Return all the entries. Match them word for word.

- Data to use -
────────

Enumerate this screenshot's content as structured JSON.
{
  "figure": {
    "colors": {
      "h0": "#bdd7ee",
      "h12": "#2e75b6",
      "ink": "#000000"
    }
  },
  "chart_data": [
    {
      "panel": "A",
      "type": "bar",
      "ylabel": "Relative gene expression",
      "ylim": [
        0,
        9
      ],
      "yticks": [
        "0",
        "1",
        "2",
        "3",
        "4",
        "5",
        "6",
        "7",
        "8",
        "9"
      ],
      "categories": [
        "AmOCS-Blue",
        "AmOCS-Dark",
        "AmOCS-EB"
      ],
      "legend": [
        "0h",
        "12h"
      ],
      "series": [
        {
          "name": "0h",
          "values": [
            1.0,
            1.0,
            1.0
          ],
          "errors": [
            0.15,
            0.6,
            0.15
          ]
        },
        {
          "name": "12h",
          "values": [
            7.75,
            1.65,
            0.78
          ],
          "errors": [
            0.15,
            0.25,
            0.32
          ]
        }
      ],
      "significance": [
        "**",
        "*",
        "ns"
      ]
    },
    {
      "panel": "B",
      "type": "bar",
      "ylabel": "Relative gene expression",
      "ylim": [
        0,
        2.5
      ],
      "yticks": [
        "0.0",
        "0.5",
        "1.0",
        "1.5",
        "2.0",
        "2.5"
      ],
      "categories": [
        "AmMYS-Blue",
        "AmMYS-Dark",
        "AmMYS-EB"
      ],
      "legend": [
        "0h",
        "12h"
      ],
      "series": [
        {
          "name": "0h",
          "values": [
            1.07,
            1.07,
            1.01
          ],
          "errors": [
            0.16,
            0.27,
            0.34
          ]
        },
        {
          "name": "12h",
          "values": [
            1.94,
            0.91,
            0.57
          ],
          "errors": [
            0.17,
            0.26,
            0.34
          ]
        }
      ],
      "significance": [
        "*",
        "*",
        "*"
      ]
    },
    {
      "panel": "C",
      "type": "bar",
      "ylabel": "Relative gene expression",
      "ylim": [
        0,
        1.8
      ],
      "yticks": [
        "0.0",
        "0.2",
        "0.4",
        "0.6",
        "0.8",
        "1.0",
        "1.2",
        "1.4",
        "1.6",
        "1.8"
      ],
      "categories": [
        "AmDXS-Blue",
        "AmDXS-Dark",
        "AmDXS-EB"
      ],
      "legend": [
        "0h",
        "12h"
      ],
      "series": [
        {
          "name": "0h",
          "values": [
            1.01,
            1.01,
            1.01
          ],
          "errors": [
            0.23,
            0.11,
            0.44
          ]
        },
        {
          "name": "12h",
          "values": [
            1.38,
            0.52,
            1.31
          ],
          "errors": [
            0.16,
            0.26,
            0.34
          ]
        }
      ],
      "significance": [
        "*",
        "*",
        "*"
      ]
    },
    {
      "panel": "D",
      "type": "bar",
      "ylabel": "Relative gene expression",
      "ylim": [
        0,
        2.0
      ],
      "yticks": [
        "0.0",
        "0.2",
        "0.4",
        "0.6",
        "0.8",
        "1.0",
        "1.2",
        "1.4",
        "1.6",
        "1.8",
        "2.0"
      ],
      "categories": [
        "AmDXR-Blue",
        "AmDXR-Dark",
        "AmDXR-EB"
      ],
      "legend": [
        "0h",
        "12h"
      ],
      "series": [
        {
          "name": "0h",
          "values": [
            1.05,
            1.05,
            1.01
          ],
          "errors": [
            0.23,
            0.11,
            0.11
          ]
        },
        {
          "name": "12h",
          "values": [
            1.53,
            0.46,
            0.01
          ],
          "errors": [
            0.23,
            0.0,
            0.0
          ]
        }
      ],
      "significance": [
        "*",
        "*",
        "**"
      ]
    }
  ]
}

────────

- Written solution -
Enumerate this screenshot's content as structured JSON.
{
  "figure": {
    "colors": {
      "h0": "#bdd7ee",
      "h12": "#2e75b6",
      "ink": "#000000"
    }
  },
  "chart_data": [
    {
      "panel": "A",
      "type": "bar",
      "ylabel": "Relative gene expression",
      "ylim": [
        0,
        9
      ],
      "yticks": [
        "0",
        "1",
        "2",
        "3",
        "4",
        "5",
        "6",
        "7",
        "8",
        "9"
      ],
      "categories": [
        "AmOCS-Blue",
        "AmOCS-Dark",
        "AmOCS-EB"
      ],
      "legend": [
        "0h",
        "12h"
      ],
      "series": [
        {
          "name": "0h",
          "values": [
            1.0,
            1.0,
            1.0
          ],
          "errors": [
            0.15,
            0.6,
            0.15
          ]
        },
        {
          "name": "12h",
          "values": [
            7.75,
            1.65,
            0.78
          ],
          "errors": [
            0.15,
            0.25,
            0.32
          ]
        }
      ],
      "significance": [
        "**",
        "*",
        "ns"
      ]
    },
    {
      "panel": "B",
      "type": "bar",
      "ylabel": "Relative gene expression",
      "ylim": [
        0,
        2.5
      ],
      "yticks": [
        "0.0",
        "0.5",
        "1.0",
        "1.5",
        "2.0",
        "2.5"
      ],
      "categories": [
        "AmMYS-Blue",
        "AmMYS-Dark",
        "AmMYS-EB"
      ],
      "legend": [
        "0h",
        "12h"
      ],
      "series": [
        {
          "name": "0h",
          "values": [
            1.07,
            1.07,
            1.01
          ],
          "errors": [
            0.16,
            0.27,
            0.34
          ]
        },
        {
          "name": "12h",
          "values": [
            1.94,
            0.91,
            0.57
          ],
          "errors": [
            0.17,
            0.26,
            0.34
          ]
        }
      ],
      "significance": [
        "*",
        "*",
        "*"
      ]
    },
    {
      "panel": "C",
      "type": "bar",
      "ylabel": "Relative gene expression",
      "ylim": [
        0,
        1.8
      ],
      "yticks": [
        "0.0",
        "0.2",
        "0.4",
        "0.6",
        "0.8",
        "1.0",
        "1.2",
        "1.4",
        "1.6",
        "1.8"
      ],
      "categories": [
        "AmDXS-Blue",
        "AmDXS-Dark",
        "AmDXS-EB"
      ],
      "legend": [
        "0h",
        "12h"
      ],
      "series": [
        {
          "name": "0h",
          "values": [
            1.01,
            1.01,
            1.01
          ],
          "errors": [
            0.23,
            0.11,
            0.44
          ]
        },
        {
          "name": "12h",
          "values": [
            1.38,
            0.52,
            1.31
          ],
          "errors": [
            0.16,
            0.26,
            0.34
          ]
        }
      ],
      "significance": [
        "*",
        "*",
        "*"
      ]
    },
    {
      "panel": "D",
      "type": "bar",
      "ylabel": "Relative gene expression",
      "ylim": [
        0,
        2.0
      ],
      "yticks": [
        "0.0",
        "0.2",
        "0.4",
        "0.6",
        "0.8",
        "1.0",
        "1.2",
        "1.4",
        "1.6",
        "1.8",
        "2.0"
      ],
      "categories": [
        "AmDXR-Blue",
        "AmDXR-Dark",
        "AmDXR-EB"
      ],
      "legend": [
        "0h",
        "12h"
      ],
      "series": [
        {
          "name": "0h",
          "values": [
            1.05,
            1.05,
            1.01
          ],
          "errors": [
            0.23,
            0.11,
            0.11
          ]
        },
        {
          "name": "12h",
          "values": [
            1.53,
            0.46,
            0.01
          ],
          "errors": [
            0.23,
            0.0,
            0.0
          ]
        }
      ],
      "significance": [
        "*",
        "*",
        "**"
      ]
    }
  ]
}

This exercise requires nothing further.